* **What to produce**: Give back the full listing, character for character, with no pictures.

* START *

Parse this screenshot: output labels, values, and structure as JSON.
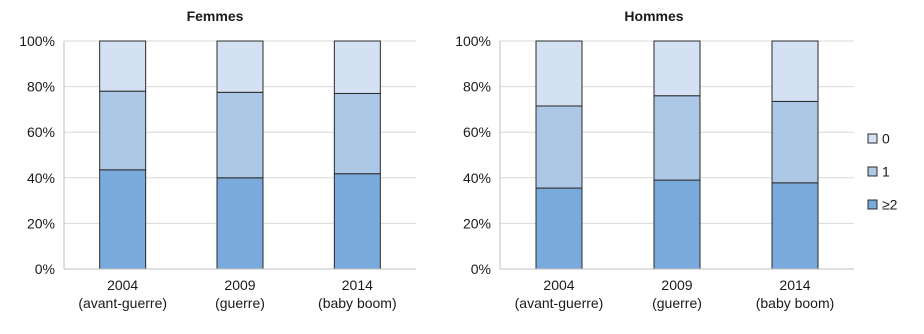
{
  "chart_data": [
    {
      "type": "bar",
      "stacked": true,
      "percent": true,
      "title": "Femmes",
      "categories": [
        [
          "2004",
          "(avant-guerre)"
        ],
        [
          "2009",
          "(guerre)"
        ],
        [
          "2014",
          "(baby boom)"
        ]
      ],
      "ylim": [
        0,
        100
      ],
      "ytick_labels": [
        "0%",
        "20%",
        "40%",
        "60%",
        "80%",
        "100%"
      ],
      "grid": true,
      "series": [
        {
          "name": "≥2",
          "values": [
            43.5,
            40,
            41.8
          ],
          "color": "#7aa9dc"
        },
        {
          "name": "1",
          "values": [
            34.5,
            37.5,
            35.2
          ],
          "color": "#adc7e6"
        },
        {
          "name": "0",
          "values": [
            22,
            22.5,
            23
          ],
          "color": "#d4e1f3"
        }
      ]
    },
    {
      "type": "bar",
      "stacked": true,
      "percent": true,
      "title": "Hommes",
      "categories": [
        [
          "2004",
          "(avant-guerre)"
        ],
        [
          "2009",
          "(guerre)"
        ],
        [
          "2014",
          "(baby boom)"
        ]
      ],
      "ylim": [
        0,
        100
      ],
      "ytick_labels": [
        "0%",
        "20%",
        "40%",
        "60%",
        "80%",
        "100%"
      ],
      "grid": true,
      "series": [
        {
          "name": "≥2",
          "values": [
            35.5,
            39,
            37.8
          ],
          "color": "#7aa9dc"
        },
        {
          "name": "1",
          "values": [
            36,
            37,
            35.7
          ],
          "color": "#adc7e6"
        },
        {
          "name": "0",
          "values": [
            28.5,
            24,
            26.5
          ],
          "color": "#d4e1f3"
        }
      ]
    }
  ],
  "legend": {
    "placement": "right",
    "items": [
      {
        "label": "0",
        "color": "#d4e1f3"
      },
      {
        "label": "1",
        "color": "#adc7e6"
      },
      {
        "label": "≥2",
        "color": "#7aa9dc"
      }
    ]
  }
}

* END *

* **Expected output**:
Parse this screenshot: output labels, values, and structure as JSON.
{
  "chart_data": [
    {
      "type": "bar",
      "stacked": true,
      "percent": true,
      "title": "Femmes",
      "categories": [
        [
          "2004",
          "(avant-guerre)"
        ],
        [
          "2009",
          "(guerre)"
        ],
        [
          "2014",
          "(baby boom)"
        ]
      ],
      "ylim": [
        0,
        100
      ],
      "ytick_labels": [
        "0%",
        "20%",
        "40%",
        "60%",
        "80%",
        "100%"
      ],
      "grid": true,
      "series": [
        {
          "name": "≥2",
          "values": [
            43.5,
            40,
            41.8
          ],
          "color": "#7aa9dc"
        },
        {
          "name": "1",
          "values": [
            34.5,
            37.5,
            35.2
          ],
          "color": "#adc7e6"
        },
        {
          "name": "0",
          "values": [
            22,
            22.5,
            23
          ],
          "color": "#d4e1f3"
        }
      ]
    },
    {
      "type": "bar",
      "stacked": true,
      "percent": true,
      "title": "Hommes",
      "categories": [
        [
          "2004",
          "(avant-guerre)"
        ],
        [
          "2009",
          "(guerre)"
        ],
        [
          "2014",
          "(baby boom)"
        ]
      ],
      "ylim": [
        0,
        100
      ],
      "ytick_labels": [
        "0%",
        "20%",
        "40%",
        "60%",
        "80%",
        "100%"
      ],
      "grid": true,
      "series": [
        {
          "name": "≥2",
          "values": [
            35.5,
            39,
            37.8
          ],
          "color": "#7aa9dc"
        },
        {
          "name": "1",
          "values": [
            36,
            37,
            35.7
          ],
          "color": "#adc7e6"
        },
        {
          "name": "0",
          "values": [
            28.5,
            24,
            26.5
          ],
          "color": "#d4e1f3"
        }
      ]
    }
  ],
  "legend": {
    "placement": "right",
    "items": [
      {
        "label": "0",
        "color": "#d4e1f3"
      },
      {
        "label": "1",
        "color": "#adc7e6"
      },
      {
        "label": "≥2",
        "color": "#7aa9dc"
      }
    ]
  }
}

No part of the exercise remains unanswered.